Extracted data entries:

☆ ☆ ☆ ☆ ☆ ☆ ☆

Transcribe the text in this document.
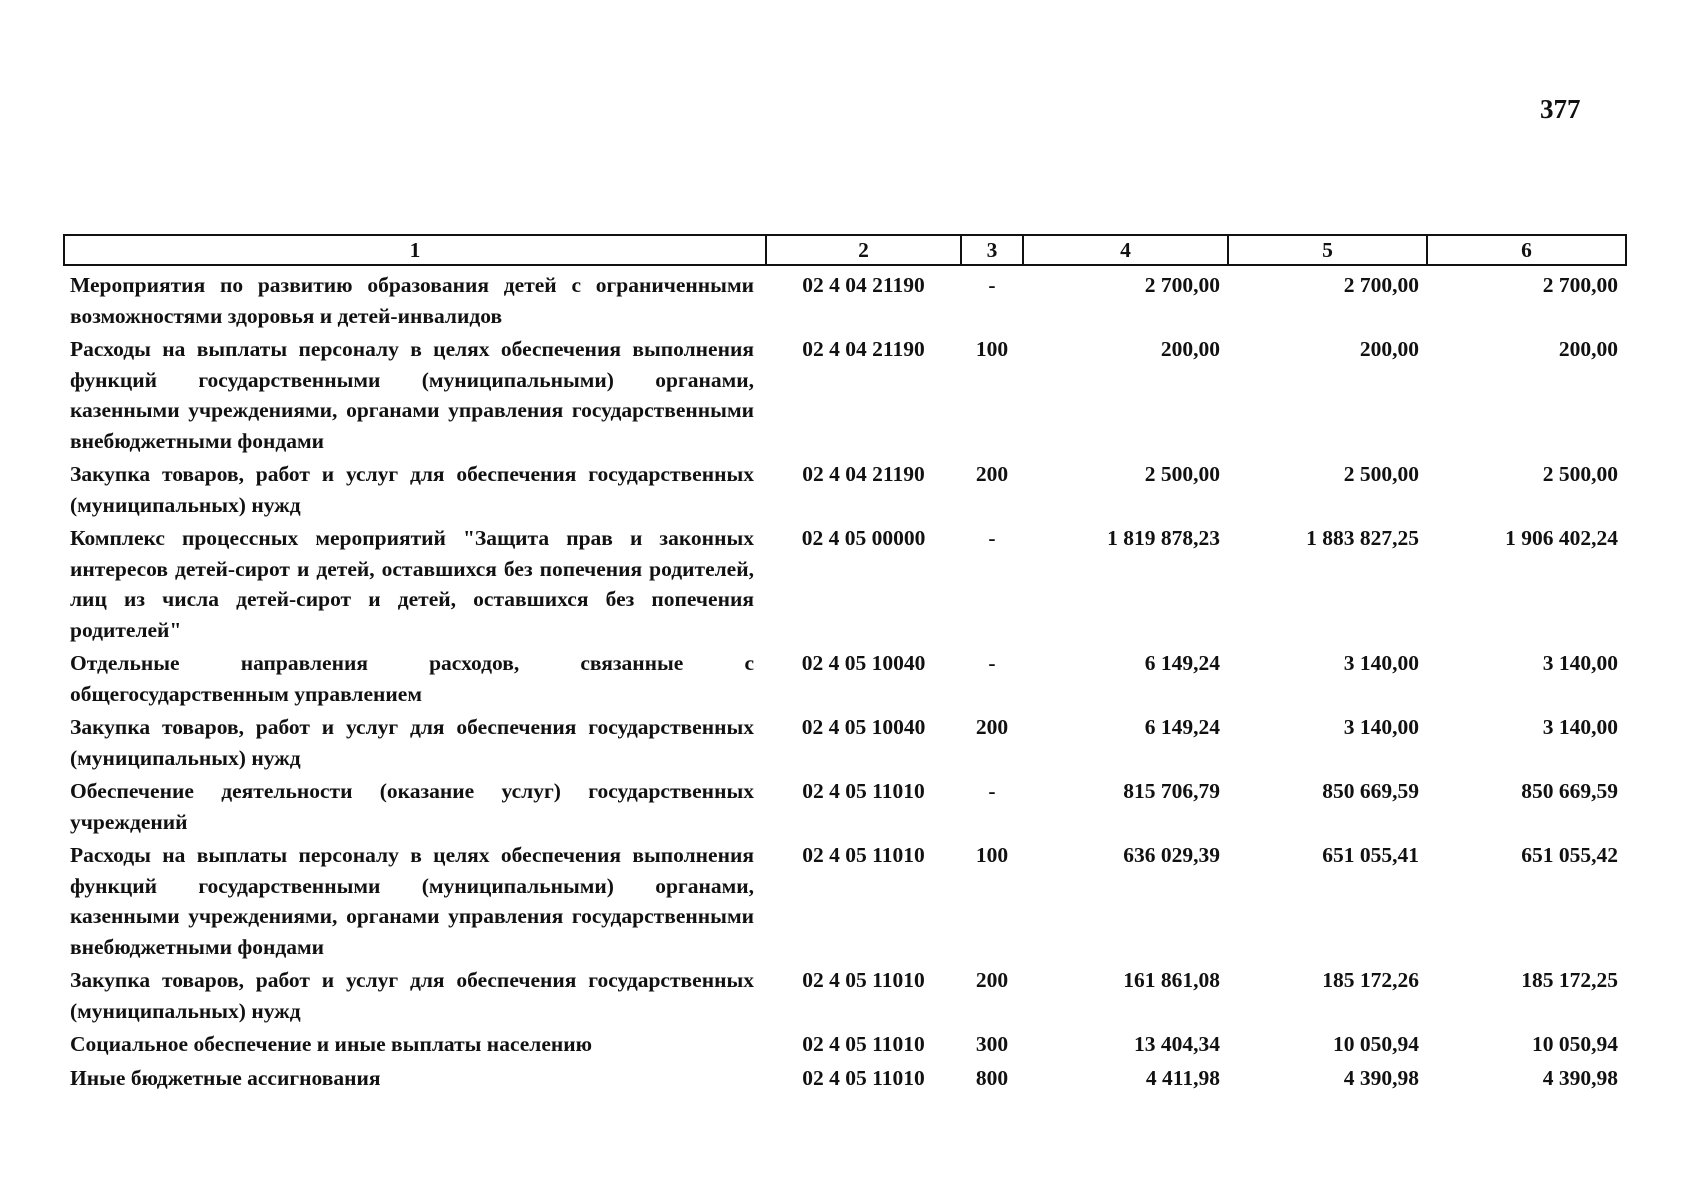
377
1	2	3	4	5	6
Мероприятия по развитию образования детей с ограниченными возможностями здоровья и детей-инвалидов	02 4 04 21190	-	2 700,00	2 700,00	2 700,00
Расходы на выплаты персоналу в целях обеспечения выполнения функций государственными (муниципальными) органами, казенными учреждениями, органами управления государственными внебюджетными фондами	02 4 04 21190	100	200,00	200,00	200,00
Закупка товаров, работ и услуг для обеспечения государственных (муниципальных) нужд	02 4 04 21190	200	2 500,00	2 500,00	2 500,00
Комплекс процессных мероприятий "Защита прав и законных интересов детей-сирот и детей, оставшихся без попечения родителей, лиц из числа детей-сирот и детей, оставшихся без попечения родителей"	02 4 05 00000	-	1 819 878,23	1 883 827,25	1 906 402,24
Отдельные направления расходов, связанные с общегосударственным управлением	02 4 05 10040	-	6 149,24	3 140,00	3 140,00
Закупка товаров, работ и услуг для обеспечения государственных (муниципальных) нужд	02 4 05 10040	200	6 149,24	3 140,00	3 140,00
Обеспечение деятельности (оказание услуг) государственных учреждений	02 4 05 11010	-	815 706,79	850 669,59	850 669,59
Расходы на выплаты персоналу в целях обеспечения выполнения функций государственными (муниципальными) органами, казенными учреждениями, органами управления государственными внебюджетными фондами	02 4 05 11010	100	636 029,39	651 055,41	651 055,42
Закупка товаров, работ и услуг для обеспечения государственных (муниципальных) нужд	02 4 05 11010	200	161 861,08	185 172,26	185 172,25
Социальное обеспечение и иные выплаты населению	02 4 05 11010	300	13 404,34	10 050,94	10 050,94
Иные бюджетные ассигнования	02 4 05 11010	800	4 411,98	4 390,98	4 390,98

☆ ☆ ☆ ☆ ☆ ☆ ☆

*Task goal:* Reproduce the full listing faithfully, but do not carry over any pictures.

*Result of the exercise:*
Transcribe the text in this document.
377
1	2	3	4	5	6
Мероприятия по развитию образования детей с ограниченными возможностями здоровья и детей-инвалидов	02 4 04 21190	-	2 700,00	2 700,00	2 700,00
Расходы на выплаты персоналу в целях обеспечения выполнения функций государственными (муниципальными) органами, казенными учреждениями, органами управления государственными внебюджетными фондами	02 4 04 21190	100	200,00	200,00	200,00
Закупка товаров, работ и услуг для обеспечения государственных (муниципальных) нужд	02 4 04 21190	200	2 500,00	2 500,00	2 500,00
Комплекс процессных мероприятий "Защита прав и законных интересов детей-сирот и детей, оставшихся без попечения родителей, лиц из числа детей-сирот и детей, оставшихся без попечения родителей"	02 4 05 00000	-	1 819 878,23	1 883 827,25	1 906 402,24
Отдельные направления расходов, связанные с общегосударственным управлением	02 4 05 10040	-	6 149,24	3 140,00	3 140,00
Закупка товаров, работ и услуг для обеспечения государственных (муниципальных) нужд	02 4 05 10040	200	6 149,24	3 140,00	3 140,00
Обеспечение деятельности (оказание услуг) государственных учреждений	02 4 05 11010	-	815 706,79	850 669,59	850 669,59
Расходы на выплаты персоналу в целях обеспечения выполнения функций государственными (муниципальными) органами, казенными учреждениями, органами управления государственными внебюджетными фондами	02 4 05 11010	100	636 029,39	651 055,41	651 055,42
Закупка товаров, работ и услуг для обеспечения государственных (муниципальных) нужд	02 4 05 11010	200	161 861,08	185 172,26	185 172,25
Социальное обеспечение и иные выплаты населению	02 4 05 11010	300	13 404,34	10 050,94	10 050,94
Иные бюджетные ассигнования	02 4 05 11010	800	4 411,98	4 390,98	4 390,98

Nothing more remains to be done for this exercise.